▶ _To do_: Collect every line below that contains the word "screenshot".

Records that describe figures:
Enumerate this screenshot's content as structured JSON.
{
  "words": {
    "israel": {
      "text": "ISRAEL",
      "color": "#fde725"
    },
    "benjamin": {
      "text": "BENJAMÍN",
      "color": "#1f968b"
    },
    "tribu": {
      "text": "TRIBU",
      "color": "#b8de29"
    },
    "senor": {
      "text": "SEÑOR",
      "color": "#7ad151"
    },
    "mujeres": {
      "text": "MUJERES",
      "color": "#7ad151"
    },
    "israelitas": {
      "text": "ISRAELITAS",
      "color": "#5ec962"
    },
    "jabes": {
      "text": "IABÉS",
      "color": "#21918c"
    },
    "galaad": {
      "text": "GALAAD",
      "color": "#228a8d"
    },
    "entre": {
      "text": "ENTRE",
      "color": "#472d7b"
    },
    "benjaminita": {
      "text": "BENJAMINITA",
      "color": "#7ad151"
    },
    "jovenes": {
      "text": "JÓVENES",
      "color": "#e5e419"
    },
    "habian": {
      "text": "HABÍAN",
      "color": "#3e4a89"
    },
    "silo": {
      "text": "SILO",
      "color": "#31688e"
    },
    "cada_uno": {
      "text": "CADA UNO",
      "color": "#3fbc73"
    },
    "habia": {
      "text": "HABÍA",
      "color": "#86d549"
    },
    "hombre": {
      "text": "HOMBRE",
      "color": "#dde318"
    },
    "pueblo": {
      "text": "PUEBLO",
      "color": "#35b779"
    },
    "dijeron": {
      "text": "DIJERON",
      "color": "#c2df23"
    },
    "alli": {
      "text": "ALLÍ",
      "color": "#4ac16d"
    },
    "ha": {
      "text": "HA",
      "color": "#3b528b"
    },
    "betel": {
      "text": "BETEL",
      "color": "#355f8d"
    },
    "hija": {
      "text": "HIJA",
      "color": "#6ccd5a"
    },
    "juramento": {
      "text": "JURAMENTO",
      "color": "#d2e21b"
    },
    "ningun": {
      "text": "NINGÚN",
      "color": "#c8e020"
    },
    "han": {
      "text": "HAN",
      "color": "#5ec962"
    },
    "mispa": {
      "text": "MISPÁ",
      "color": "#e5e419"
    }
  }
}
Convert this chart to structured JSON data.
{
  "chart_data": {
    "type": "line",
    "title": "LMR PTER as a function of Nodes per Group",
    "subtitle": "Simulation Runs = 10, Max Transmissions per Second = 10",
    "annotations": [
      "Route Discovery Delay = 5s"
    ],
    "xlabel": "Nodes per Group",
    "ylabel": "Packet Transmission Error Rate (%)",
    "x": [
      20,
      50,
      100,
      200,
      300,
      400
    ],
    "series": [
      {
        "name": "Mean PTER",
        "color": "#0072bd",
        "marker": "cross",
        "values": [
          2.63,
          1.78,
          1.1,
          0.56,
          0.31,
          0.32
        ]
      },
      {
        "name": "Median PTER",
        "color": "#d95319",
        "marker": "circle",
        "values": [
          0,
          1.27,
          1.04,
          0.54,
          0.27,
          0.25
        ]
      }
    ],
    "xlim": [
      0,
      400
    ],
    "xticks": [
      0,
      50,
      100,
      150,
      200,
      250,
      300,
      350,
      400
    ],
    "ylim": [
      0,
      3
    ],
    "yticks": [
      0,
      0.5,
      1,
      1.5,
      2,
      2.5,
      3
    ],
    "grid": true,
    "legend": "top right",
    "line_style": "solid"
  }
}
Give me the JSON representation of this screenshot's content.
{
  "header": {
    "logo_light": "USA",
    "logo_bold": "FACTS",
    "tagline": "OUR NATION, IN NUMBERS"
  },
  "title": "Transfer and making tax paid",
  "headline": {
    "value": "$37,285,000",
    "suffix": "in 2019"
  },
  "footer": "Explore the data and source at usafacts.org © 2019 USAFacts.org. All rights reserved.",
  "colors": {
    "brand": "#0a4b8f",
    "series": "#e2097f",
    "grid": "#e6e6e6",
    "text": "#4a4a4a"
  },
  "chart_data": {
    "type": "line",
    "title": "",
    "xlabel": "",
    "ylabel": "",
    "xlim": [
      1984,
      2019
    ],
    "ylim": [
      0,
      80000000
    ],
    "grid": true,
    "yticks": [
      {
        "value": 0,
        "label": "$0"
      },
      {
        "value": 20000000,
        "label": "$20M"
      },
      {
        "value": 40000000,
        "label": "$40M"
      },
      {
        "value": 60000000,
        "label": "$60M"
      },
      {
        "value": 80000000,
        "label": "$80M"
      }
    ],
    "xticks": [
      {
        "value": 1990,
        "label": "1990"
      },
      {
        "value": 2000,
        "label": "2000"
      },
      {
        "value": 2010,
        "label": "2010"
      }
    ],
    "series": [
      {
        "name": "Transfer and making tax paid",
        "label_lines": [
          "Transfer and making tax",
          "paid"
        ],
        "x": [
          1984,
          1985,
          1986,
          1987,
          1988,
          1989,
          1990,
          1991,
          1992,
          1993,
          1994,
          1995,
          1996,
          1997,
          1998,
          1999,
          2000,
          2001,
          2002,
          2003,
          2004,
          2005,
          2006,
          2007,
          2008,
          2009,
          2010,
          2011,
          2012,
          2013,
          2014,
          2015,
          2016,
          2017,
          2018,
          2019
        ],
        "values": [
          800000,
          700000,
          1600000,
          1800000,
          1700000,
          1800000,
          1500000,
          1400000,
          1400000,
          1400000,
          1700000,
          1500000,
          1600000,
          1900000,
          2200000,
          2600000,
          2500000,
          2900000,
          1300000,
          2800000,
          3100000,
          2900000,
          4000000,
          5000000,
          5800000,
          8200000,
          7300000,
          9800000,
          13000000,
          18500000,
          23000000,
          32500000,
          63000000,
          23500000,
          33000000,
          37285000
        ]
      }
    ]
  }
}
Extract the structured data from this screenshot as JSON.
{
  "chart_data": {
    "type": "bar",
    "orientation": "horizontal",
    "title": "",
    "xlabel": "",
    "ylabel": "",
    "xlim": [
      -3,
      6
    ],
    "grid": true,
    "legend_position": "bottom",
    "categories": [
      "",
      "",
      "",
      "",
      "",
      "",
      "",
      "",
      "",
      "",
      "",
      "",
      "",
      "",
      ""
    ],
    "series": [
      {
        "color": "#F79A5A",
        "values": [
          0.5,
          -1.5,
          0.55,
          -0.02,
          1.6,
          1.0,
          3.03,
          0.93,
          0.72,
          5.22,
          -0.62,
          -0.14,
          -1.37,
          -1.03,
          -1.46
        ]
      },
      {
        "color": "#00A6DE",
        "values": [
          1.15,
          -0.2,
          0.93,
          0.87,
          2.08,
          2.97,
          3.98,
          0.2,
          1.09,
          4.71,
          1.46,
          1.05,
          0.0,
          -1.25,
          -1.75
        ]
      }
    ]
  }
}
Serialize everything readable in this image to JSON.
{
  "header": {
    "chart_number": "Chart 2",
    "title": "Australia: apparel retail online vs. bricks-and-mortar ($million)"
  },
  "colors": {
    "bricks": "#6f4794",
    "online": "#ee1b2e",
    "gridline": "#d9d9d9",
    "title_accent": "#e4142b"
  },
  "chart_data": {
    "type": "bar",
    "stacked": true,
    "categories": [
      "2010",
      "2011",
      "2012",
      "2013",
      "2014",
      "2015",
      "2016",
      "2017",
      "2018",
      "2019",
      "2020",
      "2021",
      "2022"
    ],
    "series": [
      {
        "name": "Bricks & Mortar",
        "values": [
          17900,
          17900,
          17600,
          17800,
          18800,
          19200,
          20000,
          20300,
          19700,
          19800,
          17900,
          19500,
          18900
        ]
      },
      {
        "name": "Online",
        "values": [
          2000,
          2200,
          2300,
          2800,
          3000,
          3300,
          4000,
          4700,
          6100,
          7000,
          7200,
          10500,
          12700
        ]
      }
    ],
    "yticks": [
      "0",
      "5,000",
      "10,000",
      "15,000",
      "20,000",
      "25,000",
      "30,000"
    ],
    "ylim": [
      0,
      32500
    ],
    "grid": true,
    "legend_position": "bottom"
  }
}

▶ _Solution below_:
Enumerate this screenshot's content as structured JSON.
Give me the JSON representation of this screenshot's content.
Extract the structured data from this screenshot as JSON.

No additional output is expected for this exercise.